## GOAL
Your answer should be only a number: how many lines include the word "color".

## GIVEN ENTRIES
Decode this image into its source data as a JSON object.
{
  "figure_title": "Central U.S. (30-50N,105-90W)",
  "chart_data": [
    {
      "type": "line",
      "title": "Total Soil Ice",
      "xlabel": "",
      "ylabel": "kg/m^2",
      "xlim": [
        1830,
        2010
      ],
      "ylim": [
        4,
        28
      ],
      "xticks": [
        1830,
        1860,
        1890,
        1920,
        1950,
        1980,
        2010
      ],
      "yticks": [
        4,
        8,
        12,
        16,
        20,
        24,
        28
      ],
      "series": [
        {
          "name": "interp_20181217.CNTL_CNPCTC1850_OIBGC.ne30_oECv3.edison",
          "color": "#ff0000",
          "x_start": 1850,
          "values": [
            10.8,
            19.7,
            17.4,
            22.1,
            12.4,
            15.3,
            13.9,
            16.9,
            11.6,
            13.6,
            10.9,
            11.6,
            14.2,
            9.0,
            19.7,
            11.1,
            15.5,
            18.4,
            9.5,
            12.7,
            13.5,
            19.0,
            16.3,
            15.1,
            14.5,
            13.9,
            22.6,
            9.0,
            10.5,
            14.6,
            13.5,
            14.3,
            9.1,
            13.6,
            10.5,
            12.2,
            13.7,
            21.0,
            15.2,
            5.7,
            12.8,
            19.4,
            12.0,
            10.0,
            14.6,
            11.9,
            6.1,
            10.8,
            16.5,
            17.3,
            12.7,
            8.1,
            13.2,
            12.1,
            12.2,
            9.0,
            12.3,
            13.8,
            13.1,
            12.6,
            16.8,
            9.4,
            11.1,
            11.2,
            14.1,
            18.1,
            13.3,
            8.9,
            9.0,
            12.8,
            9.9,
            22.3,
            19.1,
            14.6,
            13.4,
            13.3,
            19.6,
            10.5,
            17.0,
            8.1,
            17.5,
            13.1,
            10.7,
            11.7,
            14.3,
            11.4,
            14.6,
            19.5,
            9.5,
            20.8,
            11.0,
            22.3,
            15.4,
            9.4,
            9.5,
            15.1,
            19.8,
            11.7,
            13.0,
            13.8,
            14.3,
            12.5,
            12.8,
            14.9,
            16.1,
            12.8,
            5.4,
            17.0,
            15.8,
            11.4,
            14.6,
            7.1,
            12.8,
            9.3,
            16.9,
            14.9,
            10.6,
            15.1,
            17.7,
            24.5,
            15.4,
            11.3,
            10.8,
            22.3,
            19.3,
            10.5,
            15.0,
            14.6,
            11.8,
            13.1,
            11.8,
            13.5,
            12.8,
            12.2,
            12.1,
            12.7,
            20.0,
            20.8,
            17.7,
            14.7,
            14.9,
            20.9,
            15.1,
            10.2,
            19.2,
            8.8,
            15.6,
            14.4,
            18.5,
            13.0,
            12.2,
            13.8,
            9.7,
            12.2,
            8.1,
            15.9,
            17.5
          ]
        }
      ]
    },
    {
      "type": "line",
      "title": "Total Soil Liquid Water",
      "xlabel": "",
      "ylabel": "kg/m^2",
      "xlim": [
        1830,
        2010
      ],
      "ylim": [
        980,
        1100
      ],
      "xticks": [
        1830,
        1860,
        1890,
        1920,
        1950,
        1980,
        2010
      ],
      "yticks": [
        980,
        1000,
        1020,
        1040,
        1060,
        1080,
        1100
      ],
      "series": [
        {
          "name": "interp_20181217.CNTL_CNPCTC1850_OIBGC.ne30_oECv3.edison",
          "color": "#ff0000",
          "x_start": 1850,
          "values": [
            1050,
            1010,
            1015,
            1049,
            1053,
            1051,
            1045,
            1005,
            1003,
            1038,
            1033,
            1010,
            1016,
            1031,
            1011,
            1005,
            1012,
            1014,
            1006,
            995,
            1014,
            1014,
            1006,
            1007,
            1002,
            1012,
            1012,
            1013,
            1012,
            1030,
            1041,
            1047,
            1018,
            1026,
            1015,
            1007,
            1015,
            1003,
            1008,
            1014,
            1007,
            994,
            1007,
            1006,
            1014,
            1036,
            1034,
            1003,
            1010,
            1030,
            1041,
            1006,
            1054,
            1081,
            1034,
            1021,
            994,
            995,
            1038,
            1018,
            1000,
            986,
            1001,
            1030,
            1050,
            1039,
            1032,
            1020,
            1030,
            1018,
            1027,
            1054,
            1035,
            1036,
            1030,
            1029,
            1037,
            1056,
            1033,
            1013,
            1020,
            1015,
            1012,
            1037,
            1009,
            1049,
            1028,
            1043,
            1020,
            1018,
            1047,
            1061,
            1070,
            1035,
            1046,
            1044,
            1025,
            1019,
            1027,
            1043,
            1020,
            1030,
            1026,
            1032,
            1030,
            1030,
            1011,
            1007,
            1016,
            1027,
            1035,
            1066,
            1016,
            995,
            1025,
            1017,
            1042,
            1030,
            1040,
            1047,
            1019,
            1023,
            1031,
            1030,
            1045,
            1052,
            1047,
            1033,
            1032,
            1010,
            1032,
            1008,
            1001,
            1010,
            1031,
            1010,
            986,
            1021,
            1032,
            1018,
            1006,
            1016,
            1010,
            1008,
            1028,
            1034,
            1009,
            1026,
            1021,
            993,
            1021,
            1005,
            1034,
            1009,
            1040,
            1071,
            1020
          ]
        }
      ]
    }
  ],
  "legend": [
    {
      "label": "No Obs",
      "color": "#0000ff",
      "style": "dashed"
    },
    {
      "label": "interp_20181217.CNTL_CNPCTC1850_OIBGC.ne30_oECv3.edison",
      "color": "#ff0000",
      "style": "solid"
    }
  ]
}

## RESULT
4